Work required
Leave out the pictures and copy the remaining records exactly.

Information shown

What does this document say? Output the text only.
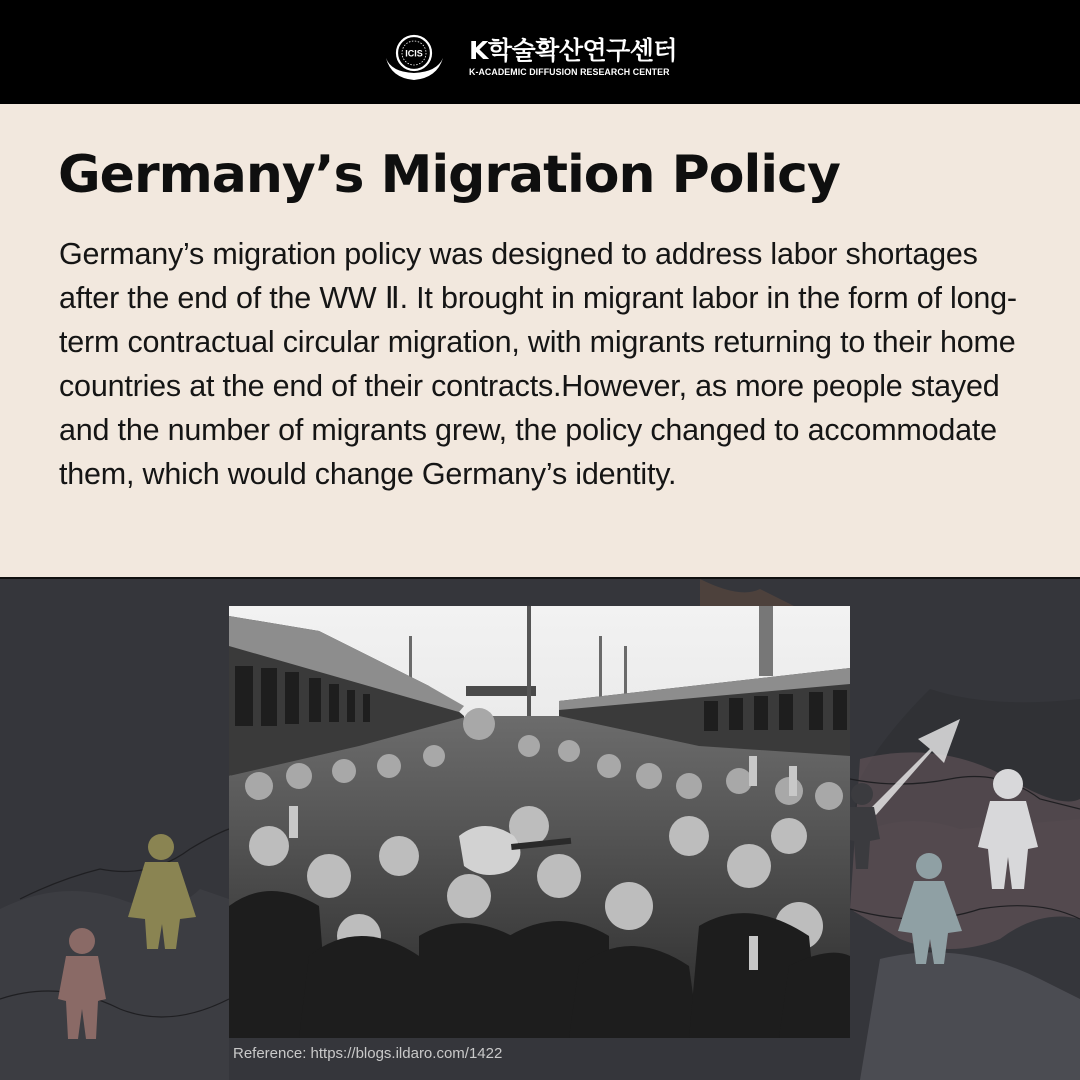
ICIS K학술확산연구센터
K-ACADEMIC DIFFUSION RESEARCH CENTER
Germany’s Migration Policy

Germany’s migration policy was designed to address labor shortages after the end of the WW Ⅱ. It brought in migrant labor in the form of long-term contractual circular migration, with migrants returning to their home countries at the end of their contracts.However, as more people stayed and the number of migrants grew, the policy changed to accommodate them, which would change Germany’s identity.

Reference: https://blogs.ildaro.com/1422
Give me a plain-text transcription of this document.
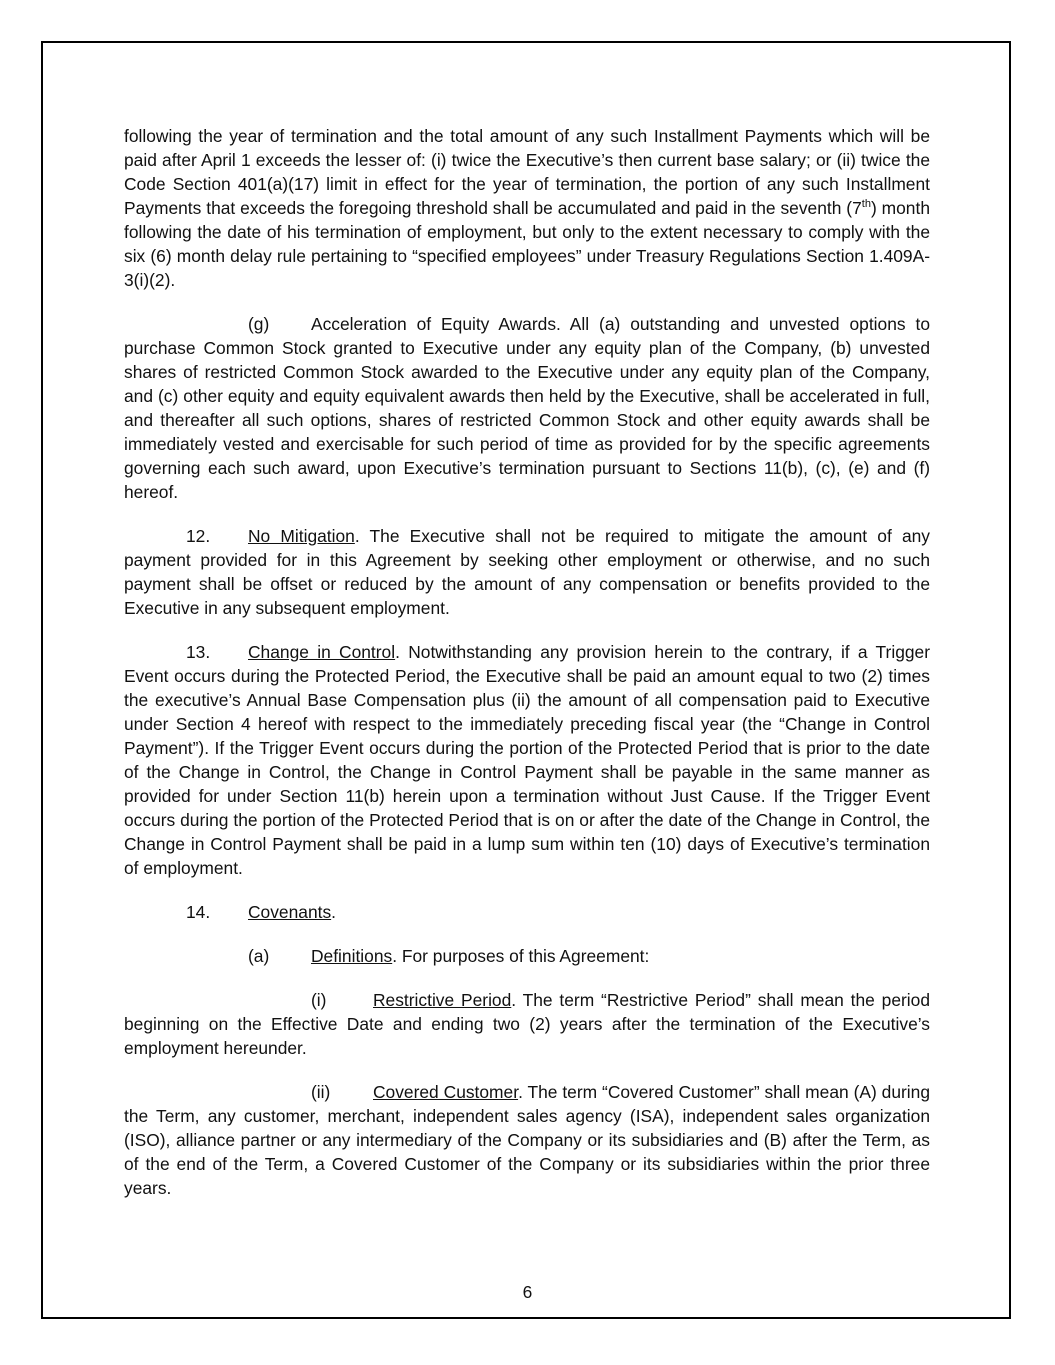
following the year of termination and the total amount of any such Installment Payments which will be paid after April 1 exceeds the lesser of: (i) twice the Executive’s then current base salary; or (ii) twice the Code Section 401(a)(17) limit in effect for the year of termination, the portion of any such Installment Payments that exceeds the foregoing threshold shall be accumulated and paid in the seventh (7th) month following the date of his termination of employment, but only to the extent necessary to comply with the six (6) month delay rule pertaining to “specified employees” under Treasury Regulations Section 1.409A-3(i)(2).

(g) Acceleration of Equity Awards. All (a) outstanding and unvested options to purchase Common Stock granted to Executive under any equity plan of the Company, (b) unvested shares of restricted Common Stock awarded to the Executive under any equity plan of the Company, and (c) other equity and equity equivalent awards then held by the Executive, shall be accelerated in full, and thereafter all such options, shares of restricted Common Stock and other equity awards shall be immediately vested and exercisable for such period of time as provided for by the specific agreements governing each such award, upon Executive’s termination pursuant to Sections 11(b), (c), (e) and (f) hereof.

12. No Mitigation. The Executive shall not be required to mitigate the amount of any payment provided for in this Agreement by seeking other employment or otherwise, and no such payment shall be offset or reduced by the amount of any compensation or benefits provided to the Executive in any subsequent employment.

13. Change in Control. Notwithstanding any provision herein to the contrary, if a Trigger Event occurs during the Protected Period, the Executive shall be paid an amount equal to two (2) times the executive’s Annual Base Compensation plus (ii) the amount of all compensation paid to Executive under Section 4 hereof with respect to the immediately preceding fiscal year (the “Change in Control Payment”). If the Trigger Event occurs during the portion of the Protected Period that is prior to the date of the Change in Control, the Change in Control Payment shall be payable in the same manner as provided for under Section 11(b) herein upon a termination without Just Cause. If the Trigger Event occurs during the portion of the Protected Period that is on or after the date of the Change in Control, the Change in Control Payment shall be paid in a lump sum within ten (10) days of Executive’s termination of employment.

14. Covenants.

(a) Definitions. For purposes of this Agreement:

(i)	Restrictive Period. The term “Restrictive Period” shall mean the period beginning on the Effective Date and ending two (2) years after the termination of the Executive’s employment hereunder.

(ii) Covered Customer. The term “Covered Customer” shall mean (A) during the Term, any customer, merchant, independent sales agency (ISA), independent sales organization (ISO), alliance partner or any intermediary of the Company or its subsidiaries and (B) after the Term, as of the end of the Term, a Covered Customer of the Company or its subsidiaries within the prior three years.

6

Result of this exercise
What does this document say? Output the text only.
ICIS K학술확산연구센터
K-ACADEMIC DIFFUSION RESEARCH CENTER
Germany’s Migration Policy

Germany’s migration policy was designed to address labor shortages after the end of the WW Ⅱ. It brought in migrant labor in the form of long-term contractual circular migration, with migrants returning to their home countries at the end of their contracts.However, as more people stayed and the number of migrants grew, the policy changed to accommodate them, which would change Germany’s identity.

Reference: https://blogs.ildaro.com/1422
Give me a plain-text transcription of this document.
following the year of termination and the total amount of any such Installment Payments which will be paid after April 1 exceeds the lesser of: (i) twice the Executive’s then current base salary; or (ii) twice the Code Section 401(a)(17) limit in effect for the year of termination, the portion of any such Installment Payments that exceeds the foregoing threshold shall be accumulated and paid in the seventh (7th) month following the date of his termination of employment, but only to the extent necessary to comply with the six (6) month delay rule pertaining to “specified employees” under Treasury Regulations Section 1.409A-3(i)(2).

(g) Acceleration of Equity Awards. All (a) outstanding and unvested options to purchase Common Stock granted to Executive under any equity plan of the Company, (b) unvested shares of restricted Common Stock awarded to the Executive under any equity plan of the Company, and (c) other equity and equity equivalent awards then held by the Executive, shall be accelerated in full, and thereafter all such options, shares of restricted Common Stock and other equity awards shall be immediately vested and exercisable for such period of time as provided for by the specific agreements governing each such award, upon Executive’s termination pursuant to Sections 11(b), (c), (e) and (f) hereof.

12. No Mitigation. The Executive shall not be required to mitigate the amount of any payment provided for in this Agreement by seeking other employment or otherwise, and no such payment shall be offset or reduced by the amount of any compensation or benefits provided to the Executive in any subsequent employment.

13. Change in Control. Notwithstanding any provision herein to the contrary, if a Trigger Event occurs during the Protected Period, the Executive shall be paid an amount equal to two (2) times the executive’s Annual Base Compensation plus (ii) the amount of all compensation paid to Executive under Section 4 hereof with respect to the immediately preceding fiscal year (the “Change in Control Payment”). If the Trigger Event occurs during the portion of the Protected Period that is prior to the date of the Change in Control, the Change in Control Payment shall be payable in the same manner as provided for under Section 11(b) herein upon a termination without Just Cause. If the Trigger Event occurs during the portion of the Protected Period that is on or after the date of the Change in Control, the Change in Control Payment shall be paid in a lump sum within ten (10) days of Executive’s termination of employment.

14. Covenants.

(a) Definitions. For purposes of this Agreement:

(i)	Restrictive Period. The term “Restrictive Period” shall mean the period beginning on the Effective Date and ending two (2) years after the termination of the Executive’s employment hereunder.

(ii) Covered Customer. The term “Covered Customer” shall mean (A) during the Term, any customer, merchant, independent sales agency (ISA), independent sales organization (ISO), alliance partner or any intermediary of the Company or its subsidiaries and (B) after the Term, as of the end of the Term, a Covered Customer of the Company or its subsidiaries within the prior three years.

6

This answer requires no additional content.